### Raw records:
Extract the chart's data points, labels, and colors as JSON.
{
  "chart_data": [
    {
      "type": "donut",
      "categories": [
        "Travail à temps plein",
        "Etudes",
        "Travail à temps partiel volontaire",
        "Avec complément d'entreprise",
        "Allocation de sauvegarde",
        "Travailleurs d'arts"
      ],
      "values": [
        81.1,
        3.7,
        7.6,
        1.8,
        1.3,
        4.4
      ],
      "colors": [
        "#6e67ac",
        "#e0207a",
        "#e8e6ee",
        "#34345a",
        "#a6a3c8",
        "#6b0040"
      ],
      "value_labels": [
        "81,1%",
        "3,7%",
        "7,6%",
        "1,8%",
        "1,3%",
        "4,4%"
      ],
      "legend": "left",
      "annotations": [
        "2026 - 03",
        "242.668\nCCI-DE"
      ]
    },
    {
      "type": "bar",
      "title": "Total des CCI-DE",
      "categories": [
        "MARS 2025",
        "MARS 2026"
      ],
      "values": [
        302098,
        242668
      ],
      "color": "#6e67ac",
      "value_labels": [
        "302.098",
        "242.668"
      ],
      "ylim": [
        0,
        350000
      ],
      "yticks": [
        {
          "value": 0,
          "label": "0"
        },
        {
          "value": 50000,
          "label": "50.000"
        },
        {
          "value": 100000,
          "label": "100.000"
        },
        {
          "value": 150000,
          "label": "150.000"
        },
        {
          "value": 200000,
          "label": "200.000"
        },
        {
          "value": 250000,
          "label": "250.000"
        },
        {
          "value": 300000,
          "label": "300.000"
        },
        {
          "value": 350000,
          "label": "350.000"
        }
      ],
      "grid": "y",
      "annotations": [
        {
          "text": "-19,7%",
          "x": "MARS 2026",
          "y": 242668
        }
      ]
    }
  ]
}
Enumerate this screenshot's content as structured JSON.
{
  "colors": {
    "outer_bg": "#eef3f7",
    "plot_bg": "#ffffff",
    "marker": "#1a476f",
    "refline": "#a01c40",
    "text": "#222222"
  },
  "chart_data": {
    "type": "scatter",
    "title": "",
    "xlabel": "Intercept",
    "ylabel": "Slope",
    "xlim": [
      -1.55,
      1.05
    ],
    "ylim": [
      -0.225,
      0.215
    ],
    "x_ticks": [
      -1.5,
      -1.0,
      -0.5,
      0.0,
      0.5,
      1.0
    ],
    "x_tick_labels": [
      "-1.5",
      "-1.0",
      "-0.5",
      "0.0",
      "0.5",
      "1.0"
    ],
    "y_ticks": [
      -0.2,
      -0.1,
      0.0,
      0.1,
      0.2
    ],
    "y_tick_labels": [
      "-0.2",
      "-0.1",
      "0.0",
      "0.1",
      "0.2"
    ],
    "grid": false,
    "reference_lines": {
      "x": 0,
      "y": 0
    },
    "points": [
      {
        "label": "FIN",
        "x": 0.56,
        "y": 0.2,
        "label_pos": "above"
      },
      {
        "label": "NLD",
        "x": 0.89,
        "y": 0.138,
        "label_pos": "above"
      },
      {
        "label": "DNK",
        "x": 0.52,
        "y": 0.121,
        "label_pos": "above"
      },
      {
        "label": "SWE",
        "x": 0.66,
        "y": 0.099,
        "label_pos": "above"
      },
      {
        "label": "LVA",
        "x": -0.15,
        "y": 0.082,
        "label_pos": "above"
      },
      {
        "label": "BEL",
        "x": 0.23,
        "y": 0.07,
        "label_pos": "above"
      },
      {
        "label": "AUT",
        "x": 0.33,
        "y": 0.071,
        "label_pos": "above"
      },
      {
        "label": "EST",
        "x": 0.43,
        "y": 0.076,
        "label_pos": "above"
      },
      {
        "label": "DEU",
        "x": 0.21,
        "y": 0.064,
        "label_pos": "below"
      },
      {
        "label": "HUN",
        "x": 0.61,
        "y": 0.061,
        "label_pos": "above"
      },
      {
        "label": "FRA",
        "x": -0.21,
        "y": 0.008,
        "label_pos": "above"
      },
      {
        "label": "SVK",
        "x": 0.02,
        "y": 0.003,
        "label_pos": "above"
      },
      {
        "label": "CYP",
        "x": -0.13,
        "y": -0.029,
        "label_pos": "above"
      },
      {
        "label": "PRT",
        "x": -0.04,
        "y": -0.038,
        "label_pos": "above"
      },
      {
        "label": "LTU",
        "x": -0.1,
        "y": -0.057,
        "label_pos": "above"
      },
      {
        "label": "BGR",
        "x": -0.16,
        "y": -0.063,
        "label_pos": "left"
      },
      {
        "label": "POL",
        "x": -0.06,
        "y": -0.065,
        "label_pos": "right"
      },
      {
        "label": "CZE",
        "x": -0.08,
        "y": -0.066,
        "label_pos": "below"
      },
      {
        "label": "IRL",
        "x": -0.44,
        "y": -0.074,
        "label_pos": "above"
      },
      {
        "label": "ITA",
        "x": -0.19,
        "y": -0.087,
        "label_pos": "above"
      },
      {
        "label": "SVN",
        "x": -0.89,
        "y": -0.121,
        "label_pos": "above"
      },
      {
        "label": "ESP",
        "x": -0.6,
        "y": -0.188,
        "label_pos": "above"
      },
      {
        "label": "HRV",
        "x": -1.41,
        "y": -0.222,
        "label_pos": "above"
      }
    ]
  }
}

### Task details:
The records above should be repeated in full, exactly as given.

### Exercise output:
Extract the chart's data points, labels, and colors as JSON.
{
  "chart_data": [
    {
      "type": "donut",
      "categories": [
        "Travail à temps plein",
        "Etudes",
        "Travail à temps partiel volontaire",
        "Avec complément d'entreprise",
        "Allocation de sauvegarde",
        "Travailleurs d'arts"
      ],
      "values": [
        81.1,
        3.7,
        7.6,
        1.8,
        1.3,
        4.4
      ],
      "colors": [
        "#6e67ac",
        "#e0207a",
        "#e8e6ee",
        "#34345a",
        "#a6a3c8",
        "#6b0040"
      ],
      "value_labels": [
        "81,1%",
        "3,7%",
        "7,6%",
        "1,8%",
        "1,3%",
        "4,4%"
      ],
      "legend": "left",
      "annotations": [
        "2026 - 03",
        "242.668\nCCI-DE"
      ]
    },
    {
      "type": "bar",
      "title": "Total des CCI-DE",
      "categories": [
        "MARS 2025",
        "MARS 2026"
      ],
      "values": [
        302098,
        242668
      ],
      "color": "#6e67ac",
      "value_labels": [
        "302.098",
        "242.668"
      ],
      "ylim": [
        0,
        350000
      ],
      "yticks": [
        {
          "value": 0,
          "label": "0"
        },
        {
          "value": 50000,
          "label": "50.000"
        },
        {
          "value": 100000,
          "label": "100.000"
        },
        {
          "value": 150000,
          "label": "150.000"
        },
        {
          "value": 200000,
          "label": "200.000"
        },
        {
          "value": 250000,
          "label": "250.000"
        },
        {
          "value": 300000,
          "label": "300.000"
        },
        {
          "value": 350000,
          "label": "350.000"
        }
      ],
      "grid": "y",
      "annotations": [
        {
          "text": "-19,7%",
          "x": "MARS 2026",
          "y": 242668
        }
      ]
    }
  ]
}
Enumerate this screenshot's content as structured JSON.
{
  "colors": {
    "outer_bg": "#eef3f7",
    "plot_bg": "#ffffff",
    "marker": "#1a476f",
    "refline": "#a01c40",
    "text": "#222222"
  },
  "chart_data": {
    "type": "scatter",
    "title": "",
    "xlabel": "Intercept",
    "ylabel": "Slope",
    "xlim": [
      -1.55,
      1.05
    ],
    "ylim": [
      -0.225,
      0.215
    ],
    "x_ticks": [
      -1.5,
      -1.0,
      -0.5,
      0.0,
      0.5,
      1.0
    ],
    "x_tick_labels": [
      "-1.5",
      "-1.0",
      "-0.5",
      "0.0",
      "0.5",
      "1.0"
    ],
    "y_ticks": [
      -0.2,
      -0.1,
      0.0,
      0.1,
      0.2
    ],
    "y_tick_labels": [
      "-0.2",
      "-0.1",
      "0.0",
      "0.1",
      "0.2"
    ],
    "grid": false,
    "reference_lines": {
      "x": 0,
      "y": 0
    },
    "points": [
      {
        "label": "FIN",
        "x": 0.56,
        "y": 0.2,
        "label_pos": "above"
      },
      {
        "label": "NLD",
        "x": 0.89,
        "y": 0.138,
        "label_pos": "above"
      },
      {
        "label": "DNK",
        "x": 0.52,
        "y": 0.121,
        "label_pos": "above"
      },
      {
        "label": "SWE",
        "x": 0.66,
        "y": 0.099,
        "label_pos": "above"
      },
      {
        "label": "LVA",
        "x": -0.15,
        "y": 0.082,
        "label_pos": "above"
      },
      {
        "label": "BEL",
        "x": 0.23,
        "y": 0.07,
        "label_pos": "above"
      },
      {
        "label": "AUT",
        "x": 0.33,
        "y": 0.071,
        "label_pos": "above"
      },
      {
        "label": "EST",
        "x": 0.43,
        "y": 0.076,
        "label_pos": "above"
      },
      {
        "label": "DEU",
        "x": 0.21,
        "y": 0.064,
        "label_pos": "below"
      },
      {
        "label": "HUN",
        "x": 0.61,
        "y": 0.061,
        "label_pos": "above"
      },
      {
        "label": "FRA",
        "x": -0.21,
        "y": 0.008,
        "label_pos": "above"
      },
      {
        "label": "SVK",
        "x": 0.02,
        "y": 0.003,
        "label_pos": "above"
      },
      {
        "label": "CYP",
        "x": -0.13,
        "y": -0.029,
        "label_pos": "above"
      },
      {
        "label": "PRT",
        "x": -0.04,
        "y": -0.038,
        "label_pos": "above"
      },
      {
        "label": "LTU",
        "x": -0.1,
        "y": -0.057,
        "label_pos": "above"
      },
      {
        "label": "BGR",
        "x": -0.16,
        "y": -0.063,
        "label_pos": "left"
      },
      {
        "label": "POL",
        "x": -0.06,
        "y": -0.065,
        "label_pos": "right"
      },
      {
        "label": "CZE",
        "x": -0.08,
        "y": -0.066,
        "label_pos": "below"
      },
      {
        "label": "IRL",
        "x": -0.44,
        "y": -0.074,
        "label_pos": "above"
      },
      {
        "label": "ITA",
        "x": -0.19,
        "y": -0.087,
        "label_pos": "above"
      },
      {
        "label": "SVN",
        "x": -0.89,
        "y": -0.121,
        "label_pos": "above"
      },
      {
        "label": "ESP",
        "x": -0.6,
        "y": -0.188,
        "label_pos": "above"
      },
      {
        "label": "HRV",
        "x": -1.41,
        "y": -0.222,
        "label_pos": "above"
      }
    ]
  }
}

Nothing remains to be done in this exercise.